**What the task requires:**
Comb the records below for the string "this" and copy each line where it turns up.

--- BEGIN ---

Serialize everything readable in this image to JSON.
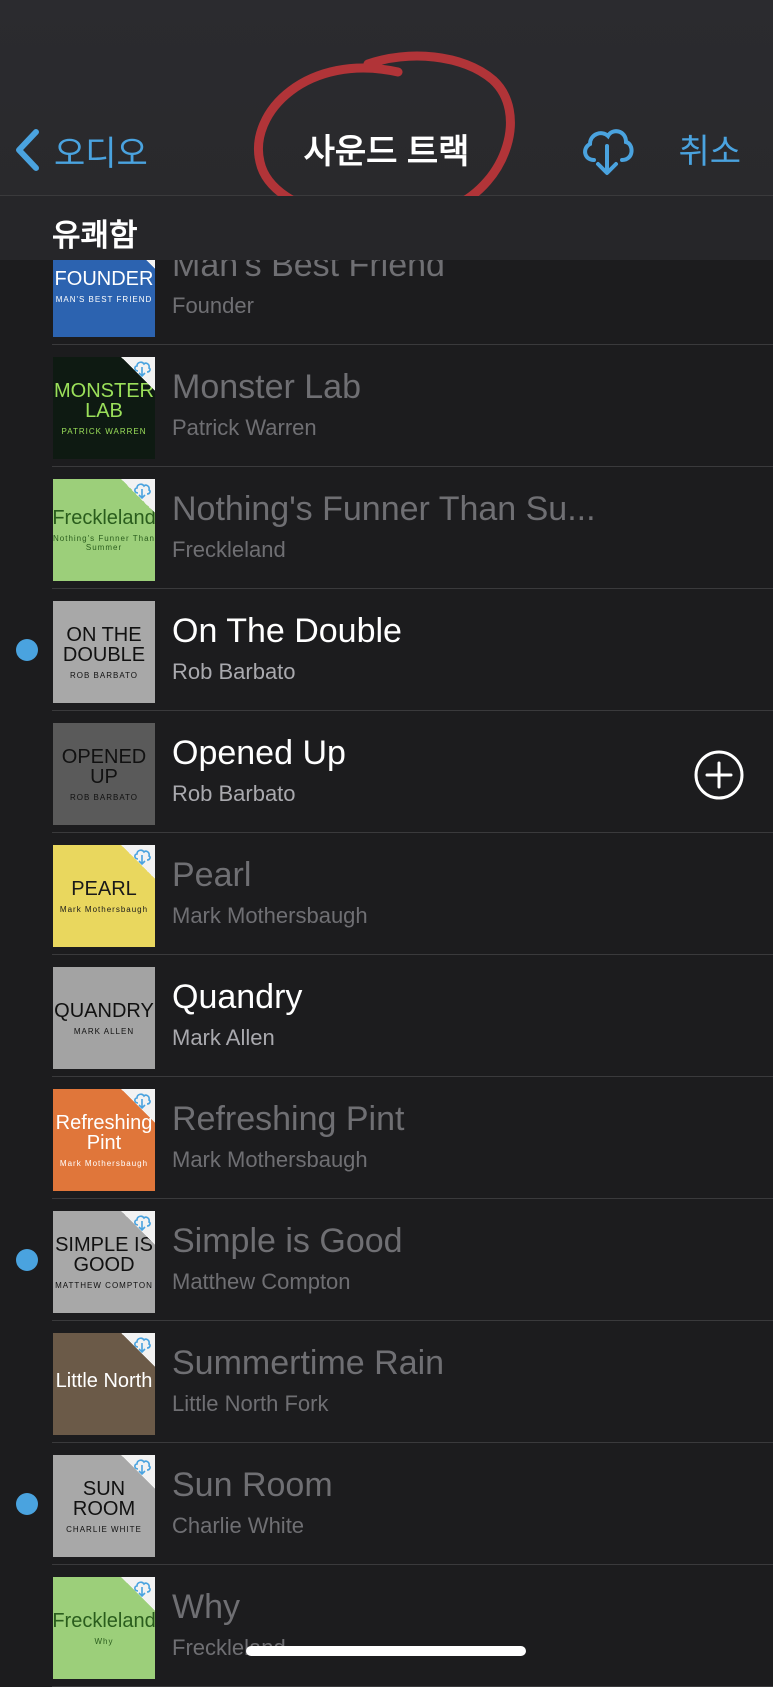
{
  "nav": {
    "back_label": "오디오",
    "title": "사운드 트랙",
    "cancel_label": "취소",
    "download_icon": "cloud-download-icon",
    "accent_color": "#4aa3df"
  },
  "section": {
    "title": "유쾌함"
  },
  "tracks": [
    {
      "title": "Man's Best Friend",
      "artist": "Founder",
      "state": "dim",
      "dot": false,
      "art_text": "FOUNDER",
      "art_sub": "MAN'S BEST FRIEND"
    },
    {
      "title": "Monster Lab",
      "artist": "Patrick Warren",
      "state": "dim",
      "dot": false,
      "art_text": "MONSTER LAB",
      "art_sub": "PATRICK WARREN"
    },
    {
      "title": "Nothing's Funner Than Su...",
      "artist": "Freckleland",
      "state": "dim",
      "dot": false,
      "art_text": "Freckleland",
      "art_sub": "Nothing's Funner Than Summer"
    },
    {
      "title": "On The Double",
      "artist": "Rob Barbato",
      "state": "active",
      "dot": true,
      "art_text": "ON THE DOUBLE",
      "art_sub": "ROB BARBATO"
    },
    {
      "title": "Opened Up",
      "artist": "Rob Barbato",
      "state": "active",
      "dot": false,
      "art_text": "OPENED UP",
      "art_sub": "ROB BARBATO",
      "add": true
    },
    {
      "title": "Pearl",
      "artist": "Mark Mothersbaugh",
      "state": "dim",
      "dot": false,
      "art_text": "PEARL",
      "art_sub": "Mark Mothersbaugh"
    },
    {
      "title": "Quandry",
      "artist": "Mark Allen",
      "state": "active",
      "dot": false,
      "art_text": "QUANDRY",
      "art_sub": "MARK ALLEN"
    },
    {
      "title": "Refreshing Pint",
      "artist": "Mark Mothersbaugh",
      "state": "dim",
      "dot": false,
      "art_text": "Refreshing Pint",
      "art_sub": "Mark Mothersbaugh"
    },
    {
      "title": "Simple is Good",
      "artist": "Matthew Compton",
      "state": "dim",
      "dot": true,
      "art_text": "SIMPLE IS GOOD",
      "art_sub": "MATTHEW COMPTON"
    },
    {
      "title": "Summertime Rain",
      "artist": "Little North Fork",
      "state": "dim",
      "dot": false,
      "art_text": "Little North",
      "art_sub": ""
    },
    {
      "title": "Sun Room",
      "artist": "Charlie White",
      "state": "dim",
      "dot": true,
      "art_text": "SUN ROOM",
      "art_sub": "CHARLIE WHITE"
    },
    {
      "title": "Why",
      "artist": "Freckleland",
      "state": "dim",
      "dot": false,
      "art_text": "Freckleland",
      "art_sub": "Why"
    }
  ]
}
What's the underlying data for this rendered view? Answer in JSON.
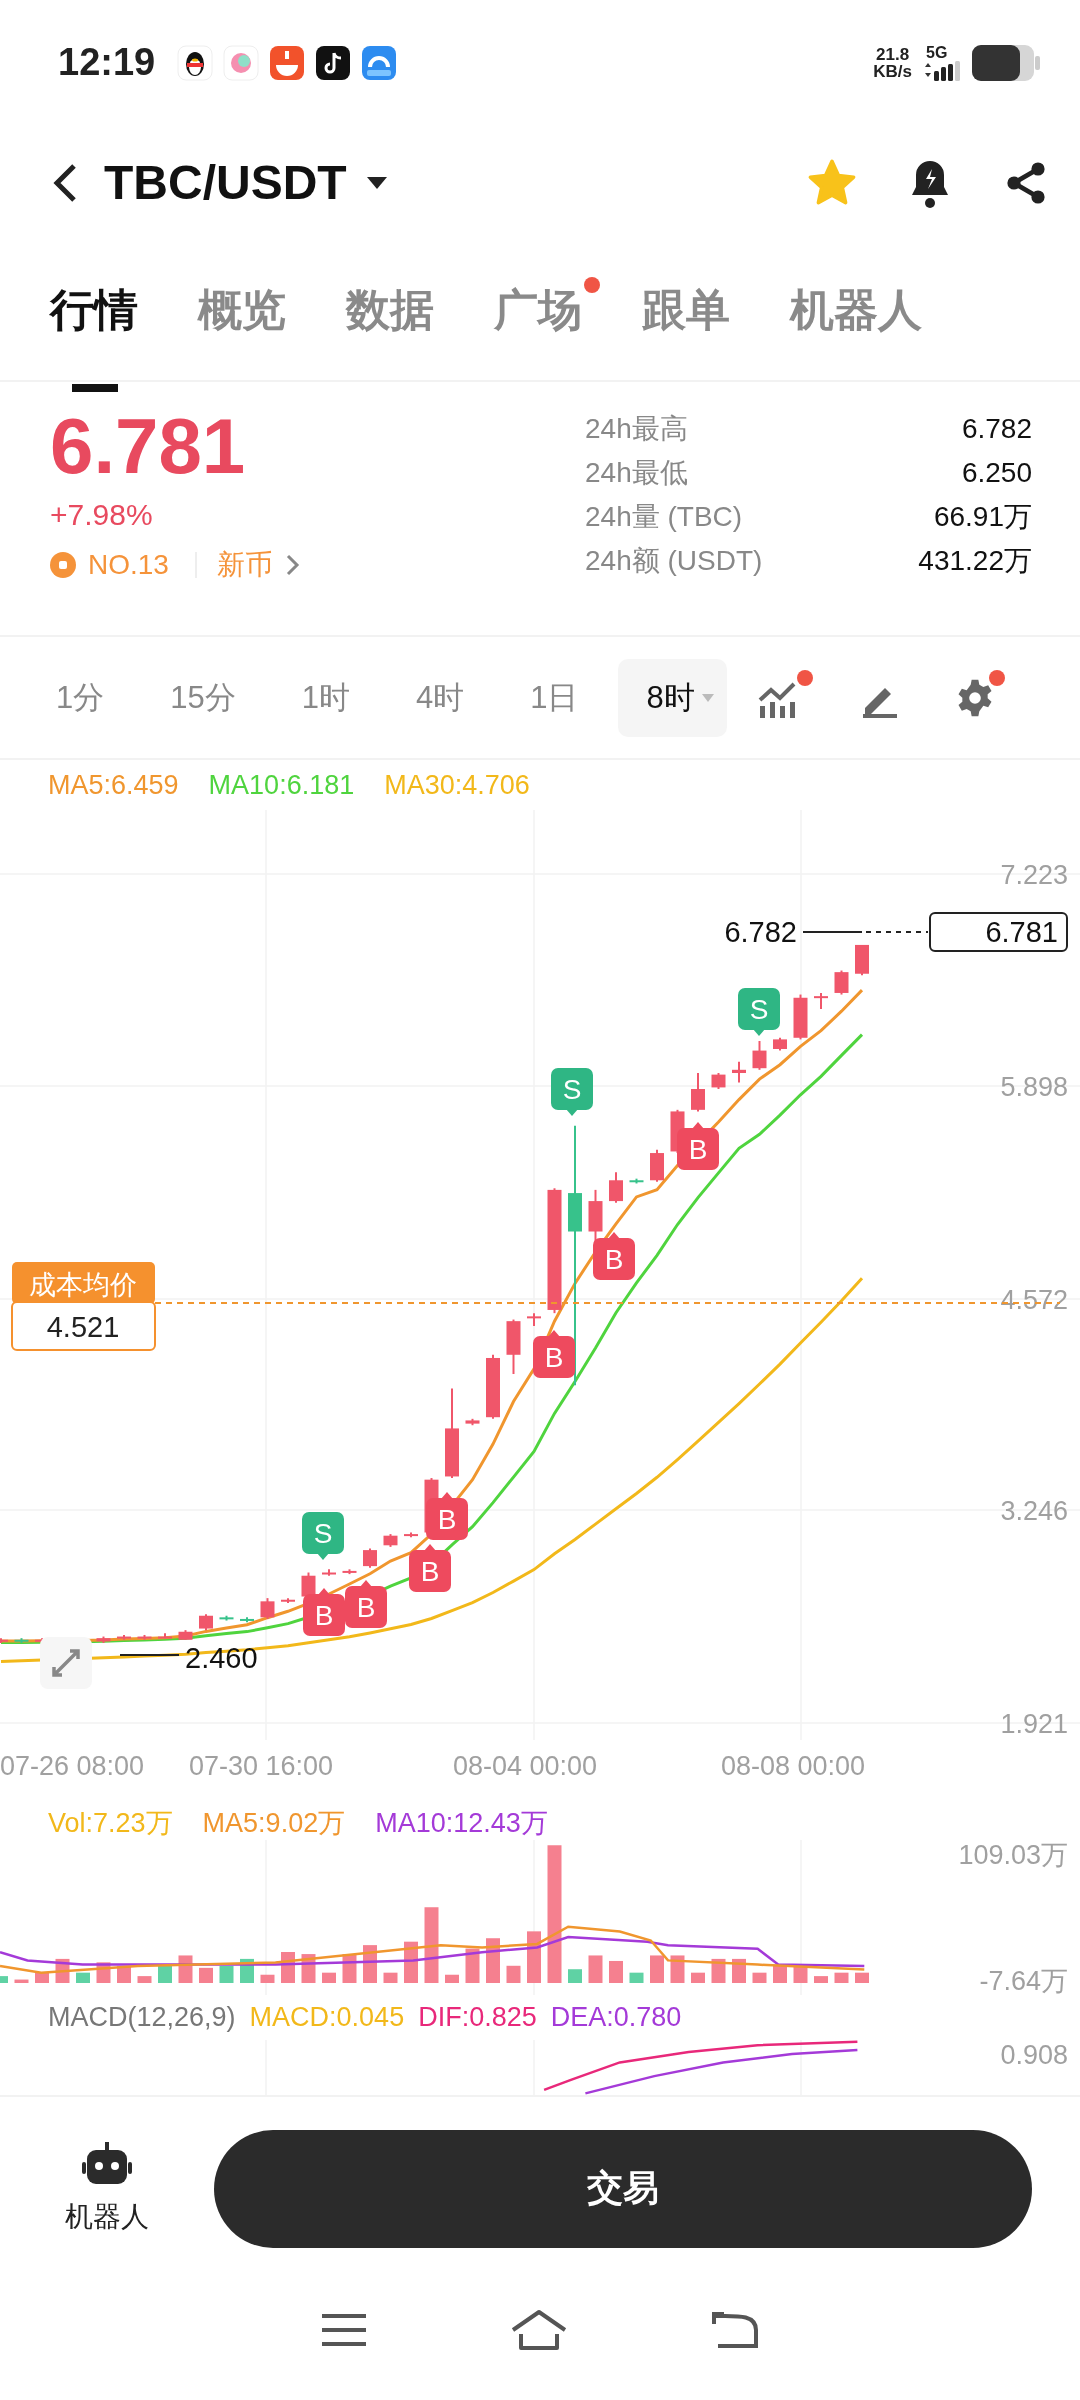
{
  "status_bar": {
    "time": "12:19",
    "net_speed": "21.8",
    "net_speed_unit": "KB/s",
    "network": "5G"
  },
  "header": {
    "pair": "TBC/USDT",
    "favorite": true
  },
  "tabs": [
    {
      "label": "行情",
      "selected": true,
      "badge": false
    },
    {
      "label": "概览",
      "selected": false,
      "badge": false
    },
    {
      "label": "数据",
      "selected": false,
      "badge": false
    },
    {
      "label": "广场",
      "selected": false,
      "badge": true
    },
    {
      "label": "跟单",
      "selected": false,
      "badge": false
    },
    {
      "label": "机器人",
      "selected": false,
      "badge": false
    }
  ],
  "ticker": {
    "price": "6.781",
    "change": "+7.98%",
    "rank": "NO.13",
    "tag": "新币",
    "stats": [
      {
        "label": "24h最高",
        "value": "6.782"
      },
      {
        "label": "24h最低",
        "value": "6.250"
      },
      {
        "label": "24h量 (TBC)",
        "value": "66.91万"
      },
      {
        "label": "24h额 (USDT)",
        "value": "431.22万"
      }
    ]
  },
  "intervals": [
    {
      "label": "1分",
      "selected": false
    },
    {
      "label": "15分",
      "selected": false
    },
    {
      "label": "1时",
      "selected": false
    },
    {
      "label": "4时",
      "selected": false
    },
    {
      "label": "1日",
      "selected": false
    },
    {
      "label": "8时",
      "selected": true
    }
  ],
  "tools": [
    {
      "kind": "indicator",
      "badge": true
    },
    {
      "kind": "draw",
      "badge": false
    },
    {
      "kind": "settings",
      "badge": true
    }
  ],
  "main_chart": {
    "legend": [
      {
        "label": "MA5:6.459",
        "color": "#f0962e"
      },
      {
        "label": "MA10:6.181",
        "color": "#4fd43e"
      },
      {
        "label": "MA30:4.706",
        "color": "#f2b81a"
      }
    ],
    "y_ticks": [
      "7.223",
      "5.898",
      "4.572",
      "3.246",
      "1.921"
    ],
    "x_labels": [
      "07-26 08:00",
      "07-30 16:00",
      "08-04 00:00",
      "08-08 00:00"
    ],
    "high_label": "6.782",
    "last_price": "6.781",
    "low_label": "2.460",
    "cost": {
      "label": "成本均价",
      "value": "4.521"
    },
    "markers": [
      {
        "kind": "sell",
        "label": "S"
      },
      {
        "kind": "buy",
        "label": "B"
      },
      {
        "kind": "buy",
        "label": "B"
      },
      {
        "kind": "buy",
        "label": "B"
      },
      {
        "kind": "buy",
        "label": "B"
      },
      {
        "kind": "buy",
        "label": "B"
      },
      {
        "kind": "sell",
        "label": "S"
      },
      {
        "kind": "buy",
        "label": "B"
      },
      {
        "kind": "buy",
        "label": "B"
      },
      {
        "kind": "sell",
        "label": "S"
      }
    ]
  },
  "volume": {
    "legend": [
      {
        "label": "Vol:7.23万",
        "color": "#f2b81a"
      },
      {
        "label": "MA5:9.02万",
        "color": "#f0962e"
      },
      {
        "label": "MA10:12.43万",
        "color": "#a43ad8"
      }
    ],
    "y_ticks": [
      "109.03万",
      "-7.64万"
    ]
  },
  "macd": {
    "legend": [
      {
        "label": "MACD(12,26,9)",
        "color": "#777777"
      },
      {
        "label": "MACD:0.045",
        "color": "#f2b81a"
      },
      {
        "label": "DIF:0.825",
        "color": "#e8287a"
      },
      {
        "label": "DEA:0.780",
        "color": "#a43ad8"
      }
    ],
    "y_ticks": [
      "0.908"
    ]
  },
  "bottom": {
    "robot_label": "机器人",
    "trade_button": "交易"
  }
}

--- END ---

**Correct result:**
Serialize everything readable in this image to JSON.
What's the underlying data for this rendered view? Answer in JSON.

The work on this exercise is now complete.